> _TO BE DONE_
Write out the complete material exactly as it stands.

◇ ◇ ◇ ◇ ◇

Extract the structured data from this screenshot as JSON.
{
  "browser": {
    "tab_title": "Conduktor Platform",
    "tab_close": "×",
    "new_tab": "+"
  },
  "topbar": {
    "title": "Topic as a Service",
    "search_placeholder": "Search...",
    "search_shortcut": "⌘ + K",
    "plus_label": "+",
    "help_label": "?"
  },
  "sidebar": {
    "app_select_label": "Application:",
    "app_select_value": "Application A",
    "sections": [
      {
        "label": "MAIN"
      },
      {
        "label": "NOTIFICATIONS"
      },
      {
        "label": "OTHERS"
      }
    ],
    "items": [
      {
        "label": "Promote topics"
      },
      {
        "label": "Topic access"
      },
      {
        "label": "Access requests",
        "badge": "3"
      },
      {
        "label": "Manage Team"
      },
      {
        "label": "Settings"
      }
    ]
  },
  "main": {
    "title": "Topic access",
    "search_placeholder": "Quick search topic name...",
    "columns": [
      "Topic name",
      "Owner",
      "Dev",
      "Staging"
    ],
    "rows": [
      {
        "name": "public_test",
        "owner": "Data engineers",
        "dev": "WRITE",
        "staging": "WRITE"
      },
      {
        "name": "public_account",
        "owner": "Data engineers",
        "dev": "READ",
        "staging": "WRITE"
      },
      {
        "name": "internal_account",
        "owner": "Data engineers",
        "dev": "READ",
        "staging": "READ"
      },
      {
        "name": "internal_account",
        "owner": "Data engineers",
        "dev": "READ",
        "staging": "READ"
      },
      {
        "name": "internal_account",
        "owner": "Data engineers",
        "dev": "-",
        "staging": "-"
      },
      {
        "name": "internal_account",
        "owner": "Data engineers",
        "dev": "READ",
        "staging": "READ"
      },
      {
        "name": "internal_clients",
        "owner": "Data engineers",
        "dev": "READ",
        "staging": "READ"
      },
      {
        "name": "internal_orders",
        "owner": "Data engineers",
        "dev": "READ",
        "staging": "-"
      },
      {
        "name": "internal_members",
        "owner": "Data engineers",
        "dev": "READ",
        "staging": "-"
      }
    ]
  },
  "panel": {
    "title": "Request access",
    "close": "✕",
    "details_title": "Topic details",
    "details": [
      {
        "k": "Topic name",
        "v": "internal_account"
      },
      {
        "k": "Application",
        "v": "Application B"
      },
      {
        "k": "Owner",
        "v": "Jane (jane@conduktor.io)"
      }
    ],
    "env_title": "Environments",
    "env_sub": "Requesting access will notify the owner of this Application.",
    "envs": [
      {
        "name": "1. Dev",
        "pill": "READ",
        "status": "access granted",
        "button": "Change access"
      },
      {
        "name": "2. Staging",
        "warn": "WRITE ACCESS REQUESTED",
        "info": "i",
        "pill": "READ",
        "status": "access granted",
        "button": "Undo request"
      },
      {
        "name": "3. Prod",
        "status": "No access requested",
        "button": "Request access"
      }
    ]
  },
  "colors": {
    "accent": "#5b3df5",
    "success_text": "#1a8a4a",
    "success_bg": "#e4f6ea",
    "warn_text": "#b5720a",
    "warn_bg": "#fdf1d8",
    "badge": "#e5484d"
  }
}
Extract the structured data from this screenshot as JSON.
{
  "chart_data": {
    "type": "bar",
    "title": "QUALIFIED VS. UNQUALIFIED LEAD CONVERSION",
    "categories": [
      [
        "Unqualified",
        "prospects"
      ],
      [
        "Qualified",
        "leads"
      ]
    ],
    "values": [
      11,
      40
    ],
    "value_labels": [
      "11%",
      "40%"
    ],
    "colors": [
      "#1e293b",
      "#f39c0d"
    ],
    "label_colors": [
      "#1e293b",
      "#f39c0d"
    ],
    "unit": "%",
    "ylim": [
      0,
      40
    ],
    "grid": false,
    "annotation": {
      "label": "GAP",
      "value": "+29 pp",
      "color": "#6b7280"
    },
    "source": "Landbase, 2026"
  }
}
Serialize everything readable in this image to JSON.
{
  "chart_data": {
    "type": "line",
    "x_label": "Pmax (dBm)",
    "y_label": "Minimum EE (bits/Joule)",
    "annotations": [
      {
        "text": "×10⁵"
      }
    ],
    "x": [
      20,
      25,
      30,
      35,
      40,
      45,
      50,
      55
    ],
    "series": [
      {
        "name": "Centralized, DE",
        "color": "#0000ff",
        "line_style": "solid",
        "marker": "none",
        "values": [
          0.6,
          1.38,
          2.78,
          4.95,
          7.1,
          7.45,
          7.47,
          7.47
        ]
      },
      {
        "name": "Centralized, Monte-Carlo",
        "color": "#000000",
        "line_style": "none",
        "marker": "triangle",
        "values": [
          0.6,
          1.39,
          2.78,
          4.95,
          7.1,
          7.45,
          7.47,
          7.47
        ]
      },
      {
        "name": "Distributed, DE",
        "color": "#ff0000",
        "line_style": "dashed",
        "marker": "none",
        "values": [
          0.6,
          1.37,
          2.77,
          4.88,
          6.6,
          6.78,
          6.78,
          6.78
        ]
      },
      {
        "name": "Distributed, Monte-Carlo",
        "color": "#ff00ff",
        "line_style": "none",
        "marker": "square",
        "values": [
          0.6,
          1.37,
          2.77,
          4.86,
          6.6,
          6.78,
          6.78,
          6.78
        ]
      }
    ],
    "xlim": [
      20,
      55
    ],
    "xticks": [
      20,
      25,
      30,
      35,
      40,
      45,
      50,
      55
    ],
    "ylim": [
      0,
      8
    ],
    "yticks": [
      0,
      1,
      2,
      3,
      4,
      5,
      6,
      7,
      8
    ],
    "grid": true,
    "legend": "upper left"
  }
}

◇ ◇ ◇ ◇ ◇

> _EXERCISE OUTPUT_
Extract the structured data from this screenshot as JSON.
{
  "browser": {
    "tab_title": "Conduktor Platform",
    "tab_close": "×",
    "new_tab": "+"
  },
  "topbar": {
    "title": "Topic as a Service",
    "search_placeholder": "Search...",
    "search_shortcut": "⌘ + K",
    "plus_label": "+",
    "help_label": "?"
  },
  "sidebar": {
    "app_select_label": "Application:",
    "app_select_value": "Application A",
    "sections": [
      {
        "label": "MAIN"
      },
      {
        "label": "NOTIFICATIONS"
      },
      {
        "label": "OTHERS"
      }
    ],
    "items": [
      {
        "label": "Promote topics"
      },
      {
        "label": "Topic access"
      },
      {
        "label": "Access requests",
        "badge": "3"
      },
      {
        "label": "Manage Team"
      },
      {
        "label": "Settings"
      }
    ]
  },
  "main": {
    "title": "Topic access",
    "search_placeholder": "Quick search topic name...",
    "columns": [
      "Topic name",
      "Owner",
      "Dev",
      "Staging"
    ],
    "rows": [
      {
        "name": "public_test",
        "owner": "Data engineers",
        "dev": "WRITE",
        "staging": "WRITE"
      },
      {
        "name": "public_account",
        "owner": "Data engineers",
        "dev": "READ",
        "staging": "WRITE"
      },
      {
        "name": "internal_account",
        "owner": "Data engineers",
        "dev": "READ",
        "staging": "READ"
      },
      {
        "name": "internal_account",
        "owner": "Data engineers",
        "dev": "READ",
        "staging": "READ"
      },
      {
        "name": "internal_account",
        "owner": "Data engineers",
        "dev": "-",
        "staging": "-"
      },
      {
        "name": "internal_account",
        "owner": "Data engineers",
        "dev": "READ",
        "staging": "READ"
      },
      {
        "name": "internal_clients",
        "owner": "Data engineers",
        "dev": "READ",
        "staging": "READ"
      },
      {
        "name": "internal_orders",
        "owner": "Data engineers",
        "dev": "READ",
        "staging": "-"
      },
      {
        "name": "internal_members",
        "owner": "Data engineers",
        "dev": "READ",
        "staging": "-"
      }
    ]
  },
  "panel": {
    "title": "Request access",
    "close": "✕",
    "details_title": "Topic details",
    "details": [
      {
        "k": "Topic name",
        "v": "internal_account"
      },
      {
        "k": "Application",
        "v": "Application B"
      },
      {
        "k": "Owner",
        "v": "Jane (jane@conduktor.io)"
      }
    ],
    "env_title": "Environments",
    "env_sub": "Requesting access will notify the owner of this Application.",
    "envs": [
      {
        "name": "1. Dev",
        "pill": "READ",
        "status": "access granted",
        "button": "Change access"
      },
      {
        "name": "2. Staging",
        "warn": "WRITE ACCESS REQUESTED",
        "info": "i",
        "pill": "READ",
        "status": "access granted",
        "button": "Undo request"
      },
      {
        "name": "3. Prod",
        "status": "No access requested",
        "button": "Request access"
      }
    ]
  },
  "colors": {
    "accent": "#5b3df5",
    "success_text": "#1a8a4a",
    "success_bg": "#e4f6ea",
    "warn_text": "#b5720a",
    "warn_bg": "#fdf1d8",
    "badge": "#e5484d"
  }
}
Extract the structured data from this screenshot as JSON.
{
  "chart_data": {
    "type": "bar",
    "title": "QUALIFIED VS. UNQUALIFIED LEAD CONVERSION",
    "categories": [
      [
        "Unqualified",
        "prospects"
      ],
      [
        "Qualified",
        "leads"
      ]
    ],
    "values": [
      11,
      40
    ],
    "value_labels": [
      "11%",
      "40%"
    ],
    "colors": [
      "#1e293b",
      "#f39c0d"
    ],
    "label_colors": [
      "#1e293b",
      "#f39c0d"
    ],
    "unit": "%",
    "ylim": [
      0,
      40
    ],
    "grid": false,
    "annotation": {
      "label": "GAP",
      "value": "+29 pp",
      "color": "#6b7280"
    },
    "source": "Landbase, 2026"
  }
}
Serialize everything readable in this image to JSON.
{
  "chart_data": {
    "type": "line",
    "x_label": "Pmax (dBm)",
    "y_label": "Minimum EE (bits/Joule)",
    "annotations": [
      {
        "text": "×10⁵"
      }
    ],
    "x": [
      20,
      25,
      30,
      35,
      40,
      45,
      50,
      55
    ],
    "series": [
      {
        "name": "Centralized, DE",
        "color": "#0000ff",
        "line_style": "solid",
        "marker": "none",
        "values": [
          0.6,
          1.38,
          2.78,
          4.95,
          7.1,
          7.45,
          7.47,
          7.47
        ]
      },
      {
        "name": "Centralized, Monte-Carlo",
        "color": "#000000",
        "line_style": "none",
        "marker": "triangle",
        "values": [
          0.6,
          1.39,
          2.78,
          4.95,
          7.1,
          7.45,
          7.47,
          7.47
        ]
      },
      {
        "name": "Distributed, DE",
        "color": "#ff0000",
        "line_style": "dashed",
        "marker": "none",
        "values": [
          0.6,
          1.37,
          2.77,
          4.88,
          6.6,
          6.78,
          6.78,
          6.78
        ]
      },
      {
        "name": "Distributed, Monte-Carlo",
        "color": "#ff00ff",
        "line_style": "none",
        "marker": "square",
        "values": [
          0.6,
          1.37,
          2.77,
          4.86,
          6.6,
          6.78,
          6.78,
          6.78
        ]
      }
    ],
    "xlim": [
      20,
      55
    ],
    "xticks": [
      20,
      25,
      30,
      35,
      40,
      45,
      50,
      55
    ],
    "ylim": [
      0,
      8
    ],
    "yticks": [
      0,
      1,
      2,
      3,
      4,
      5,
      6,
      7,
      8
    ],
    "grid": true,
    "legend": "upper left"
  }
}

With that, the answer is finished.